Data listing
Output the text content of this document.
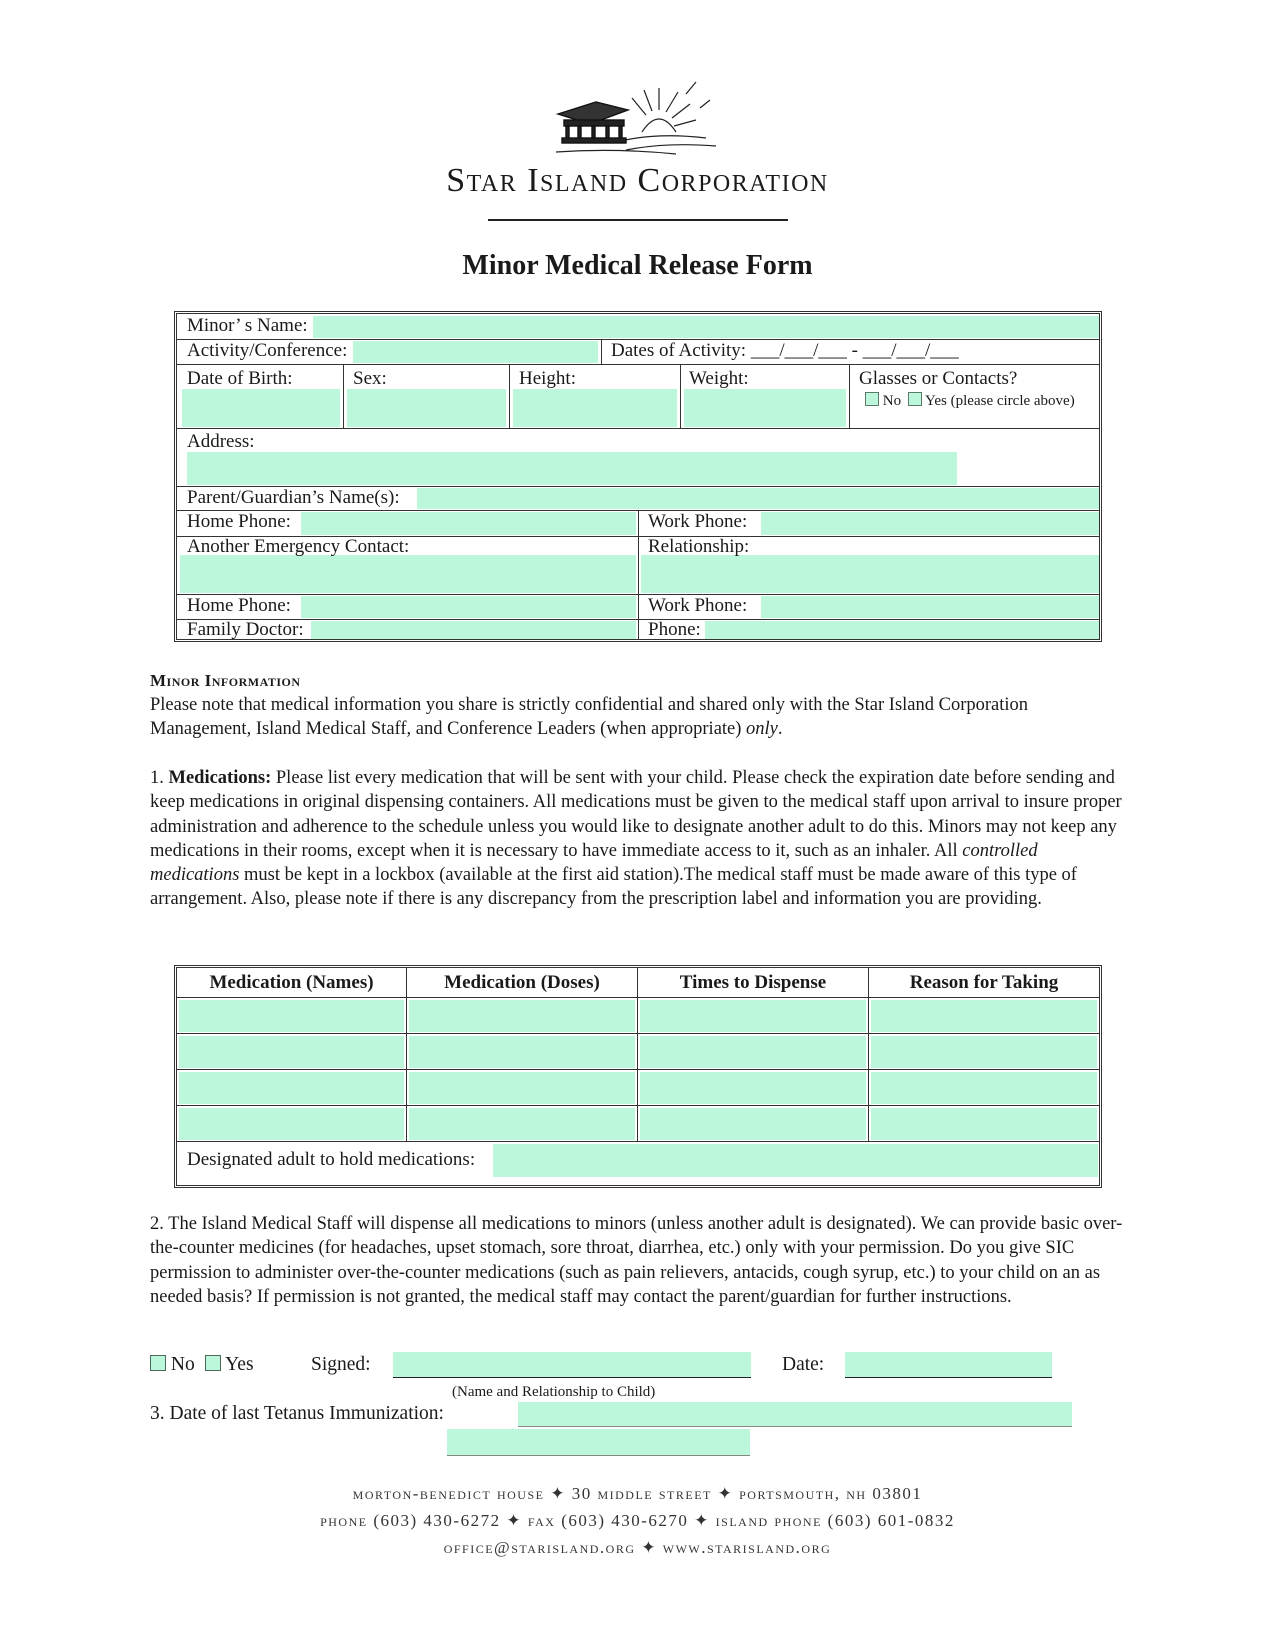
Star Island Corporation
Minor Medical Release Form
Minor’ s Name:
Activity/Conference:	Dates of Activity: ___/___/___ - ___/___/___
Date of Birth:	Sex:	Height:	Weight:	Glasses or Contacts?
No Yes (please circle above)
Address:
Parent/Guardian’s Name(s):
Home Phone:	Work Phone:
Another Emergency Contact:	Relationship:
Home Phone:	Work Phone:
Family Doctor:	Phone:
Minor Information
Please note that medical information you share is strictly confidential and shared only with the Star Island Corporation Management, Island Medical Staff, and Conference Leaders (when appropriate) only.
1. Medications: Please list every medication that will be sent with your child. Please check the expiration date before sending and keep medications in original dispensing containers. All medications must be given to the medical staff upon arrival to insure proper administration and adherence to the schedule unless you would like to designate another adult to do this. Minors may not keep any medications in their rooms, except when it is necessary to have immediate access to it, such as an inhaler. All controlled medications must be kept in a lockbox (available at the first aid station).The medical staff must be made aware of this type of arrangement. Also, please note if there is any discrepancy from the prescription label and information you are providing.
Medication (Names)	Medication (Doses)	Times to Dispense	Reason for Taking
Designated adult to hold medications:
2. The Island Medical Staff will dispense all medications to minors (unless another adult is designated). We can provide basic over-the-counter medicines (for headaches, upset stomach, sore throat, diarrhea, etc.) only with your permission. Do you give SIC permission to administer over-the-counter medications (such as pain relievers, antacids, cough syrup, etc.) to your child on an as needed basis? If permission is not granted, the medical staff may contact the parent/guardian for further instructions.
No	Yes	Signed:	Date:
(Name and Relationship to Child)
3. Date of last Tetanus Immunization:
morton-benedict house ✦ 30 middle street ✦ portsmouth, nh 03801
phone (603) 430-6272 ✦ fax (603) 430-6270 ✦ island phone (603) 601-0832
office@starisland.org ✦ www.starisland.org
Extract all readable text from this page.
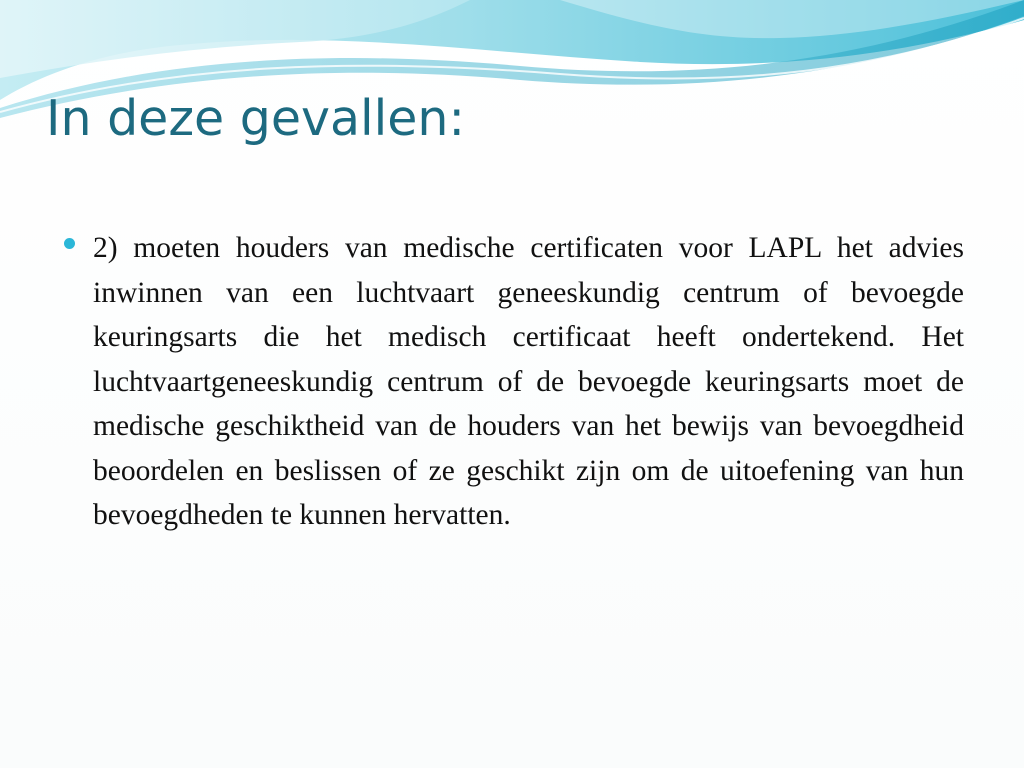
In deze gevallen:

2) moeten houders van medische certificaten voor LAPL het advies inwinnen van een luchtvaart geneeskundig centrum of bevoegde keuringsarts die het medisch certificaat heeft ondertekend. Het luchtvaartgeneeskundig centrum of de bevoegde keuringsarts moet de medische geschiktheid van de houders van het bewijs van bevoegdheid beoordelen en beslissen of ze geschikt zijn om de uitoefening van hun bevoegdheden te kunnen hervatten.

■ **Written problem**: Can you restate all the records above word for word while dropping the pictures?

■ **Final result**:
Output the text content of this document.
Star Island Corporation
Minor Medical Release Form
Minor’ s Name:
Activity/Conference:	Dates of Activity: ___/___/___ - ___/___/___
Date of Birth:	Sex:	Height:	Weight:	Glasses or Contacts?
No Yes (please circle above)
Address:
Parent/Guardian’s Name(s):
Home Phone:	Work Phone:
Another Emergency Contact:	Relationship:
Home Phone:	Work Phone:
Family Doctor:	Phone:
Minor Information
Please note that medical information you share is strictly confidential and shared only with the Star Island Corporation Management, Island Medical Staff, and Conference Leaders (when appropriate) only.
1. Medications: Please list every medication that will be sent with your child. Please check the expiration date before sending and keep medications in original dispensing containers. All medications must be given to the medical staff upon arrival to insure proper administration and adherence to the schedule unless you would like to designate another adult to do this. Minors may not keep any medications in their rooms, except when it is necessary to have immediate access to it, such as an inhaler. All controlled medications must be kept in a lockbox (available at the first aid station).The medical staff must be made aware of this type of arrangement. Also, please note if there is any discrepancy from the prescription label and information you are providing.
Medication (Names)	Medication (Doses)	Times to Dispense	Reason for Taking
Designated adult to hold medications:
2. The Island Medical Staff will dispense all medications to minors (unless another adult is designated). We can provide basic over-the-counter medicines (for headaches, upset stomach, sore throat, diarrhea, etc.) only with your permission. Do you give SIC permission to administer over-the-counter medications (such as pain relievers, antacids, cough syrup, etc.) to your child on an as needed basis? If permission is not granted, the medical staff may contact the parent/guardian for further instructions.
No	Yes	Signed:	Date:
(Name and Relationship to Child)
3. Date of last Tetanus Immunization:
morton-benedict house ✦ 30 middle street ✦ portsmouth, nh 03801
phone (603) 430-6272 ✦ fax (603) 430-6270 ✦ island phone (603) 601-0832
office@starisland.org ✦ www.starisland.org
Extract all readable text from this page.
In deze gevallen:

2) moeten houders van medische certificaten voor LAPL het advies inwinnen van een luchtvaart geneeskundig centrum of bevoegde keuringsarts die het medisch certificaat heeft ondertekend. Het luchtvaartgeneeskundig centrum of de bevoegde keuringsarts moet de medische geschiktheid van de houders van het bewijs van bevoegdheid beoordelen en beslissen of ze geschikt zijn om de uitoefening van hun bevoegdheden te kunnen hervatten.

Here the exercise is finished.